Exercise description: Copy every line, leaving nothing out and adding nothing.

* * *

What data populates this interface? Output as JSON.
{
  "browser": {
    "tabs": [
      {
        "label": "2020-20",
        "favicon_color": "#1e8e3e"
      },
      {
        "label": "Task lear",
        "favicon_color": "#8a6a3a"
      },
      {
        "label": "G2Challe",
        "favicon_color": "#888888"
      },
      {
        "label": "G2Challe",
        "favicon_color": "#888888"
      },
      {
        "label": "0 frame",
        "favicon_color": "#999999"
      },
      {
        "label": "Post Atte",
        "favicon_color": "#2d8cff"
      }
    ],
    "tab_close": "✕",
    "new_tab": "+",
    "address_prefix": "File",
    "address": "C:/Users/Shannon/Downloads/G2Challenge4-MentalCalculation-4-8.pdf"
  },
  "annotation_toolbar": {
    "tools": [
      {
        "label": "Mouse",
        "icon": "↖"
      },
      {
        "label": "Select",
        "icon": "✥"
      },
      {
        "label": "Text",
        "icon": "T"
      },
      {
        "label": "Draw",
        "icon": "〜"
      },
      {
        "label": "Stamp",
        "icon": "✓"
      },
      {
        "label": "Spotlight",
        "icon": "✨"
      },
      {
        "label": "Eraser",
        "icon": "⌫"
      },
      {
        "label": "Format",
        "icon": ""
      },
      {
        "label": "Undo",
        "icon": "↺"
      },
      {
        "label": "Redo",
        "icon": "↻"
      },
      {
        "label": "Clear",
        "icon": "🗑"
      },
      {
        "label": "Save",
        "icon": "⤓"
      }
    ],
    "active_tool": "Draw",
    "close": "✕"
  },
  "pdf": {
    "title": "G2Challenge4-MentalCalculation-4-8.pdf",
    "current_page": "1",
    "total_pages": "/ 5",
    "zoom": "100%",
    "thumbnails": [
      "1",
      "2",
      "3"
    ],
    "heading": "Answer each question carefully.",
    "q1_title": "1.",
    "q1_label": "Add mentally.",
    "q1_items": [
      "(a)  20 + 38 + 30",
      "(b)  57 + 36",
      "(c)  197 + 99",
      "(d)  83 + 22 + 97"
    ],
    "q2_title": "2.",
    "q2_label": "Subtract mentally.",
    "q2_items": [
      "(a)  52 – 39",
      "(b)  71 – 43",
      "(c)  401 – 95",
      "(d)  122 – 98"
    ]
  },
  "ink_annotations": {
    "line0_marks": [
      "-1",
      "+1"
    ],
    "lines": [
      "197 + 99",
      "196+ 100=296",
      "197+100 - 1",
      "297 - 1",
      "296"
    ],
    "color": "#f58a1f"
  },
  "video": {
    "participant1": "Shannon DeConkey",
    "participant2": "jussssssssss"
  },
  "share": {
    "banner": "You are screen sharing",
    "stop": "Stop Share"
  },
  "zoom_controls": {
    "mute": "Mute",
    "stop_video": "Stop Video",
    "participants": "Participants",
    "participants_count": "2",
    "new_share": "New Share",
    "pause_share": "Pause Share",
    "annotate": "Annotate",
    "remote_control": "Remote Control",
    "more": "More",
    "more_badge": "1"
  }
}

* * *

Task response:
What data populates this interface? Output as JSON.
{
  "browser": {
    "tabs": [
      {
        "label": "2020-20",
        "favicon_color": "#1e8e3e"
      },
      {
        "label": "Task lear",
        "favicon_color": "#8a6a3a"
      },
      {
        "label": "G2Challe",
        "favicon_color": "#888888"
      },
      {
        "label": "G2Challe",
        "favicon_color": "#888888"
      },
      {
        "label": "0 frame",
        "favicon_color": "#999999"
      },
      {
        "label": "Post Atte",
        "favicon_color": "#2d8cff"
      }
    ],
    "tab_close": "✕",
    "new_tab": "+",
    "address_prefix": "File",
    "address": "C:/Users/Shannon/Downloads/G2Challenge4-MentalCalculation-4-8.pdf"
  },
  "annotation_toolbar": {
    "tools": [
      {
        "label": "Mouse",
        "icon": "↖"
      },
      {
        "label": "Select",
        "icon": "✥"
      },
      {
        "label": "Text",
        "icon": "T"
      },
      {
        "label": "Draw",
        "icon": "〜"
      },
      {
        "label": "Stamp",
        "icon": "✓"
      },
      {
        "label": "Spotlight",
        "icon": "✨"
      },
      {
        "label": "Eraser",
        "icon": "⌫"
      },
      {
        "label": "Format",
        "icon": ""
      },
      {
        "label": "Undo",
        "icon": "↺"
      },
      {
        "label": "Redo",
        "icon": "↻"
      },
      {
        "label": "Clear",
        "icon": "🗑"
      },
      {
        "label": "Save",
        "icon": "⤓"
      }
    ],
    "active_tool": "Draw",
    "close": "✕"
  },
  "pdf": {
    "title": "G2Challenge4-MentalCalculation-4-8.pdf",
    "current_page": "1",
    "total_pages": "/ 5",
    "zoom": "100%",
    "thumbnails": [
      "1",
      "2",
      "3"
    ],
    "heading": "Answer each question carefully.",
    "q1_title": "1.",
    "q1_label": "Add mentally.",
    "q1_items": [
      "(a)  20 + 38 + 30",
      "(b)  57 + 36",
      "(c)  197 + 99",
      "(d)  83 + 22 + 97"
    ],
    "q2_title": "2.",
    "q2_label": "Subtract mentally.",
    "q2_items": [
      "(a)  52 – 39",
      "(b)  71 – 43",
      "(c)  401 – 95",
      "(d)  122 – 98"
    ]
  },
  "ink_annotations": {
    "line0_marks": [
      "-1",
      "+1"
    ],
    "lines": [
      "197 + 99",
      "196+ 100=296",
      "197+100 - 1",
      "297 - 1",
      "296"
    ],
    "color": "#f58a1f"
  },
  "video": {
    "participant1": "Shannon DeConkey",
    "participant2": "jussssssssss"
  },
  "share": {
    "banner": "You are screen sharing",
    "stop": "Stop Share"
  },
  "zoom_controls": {
    "mute": "Mute",
    "stop_video": "Stop Video",
    "participants": "Participants",
    "participants_count": "2",
    "new_share": "New Share",
    "pause_share": "Pause Share",
    "annotate": "Annotate",
    "remote_control": "Remote Control",
    "more": "More",
    "more_badge": "1"
  }
}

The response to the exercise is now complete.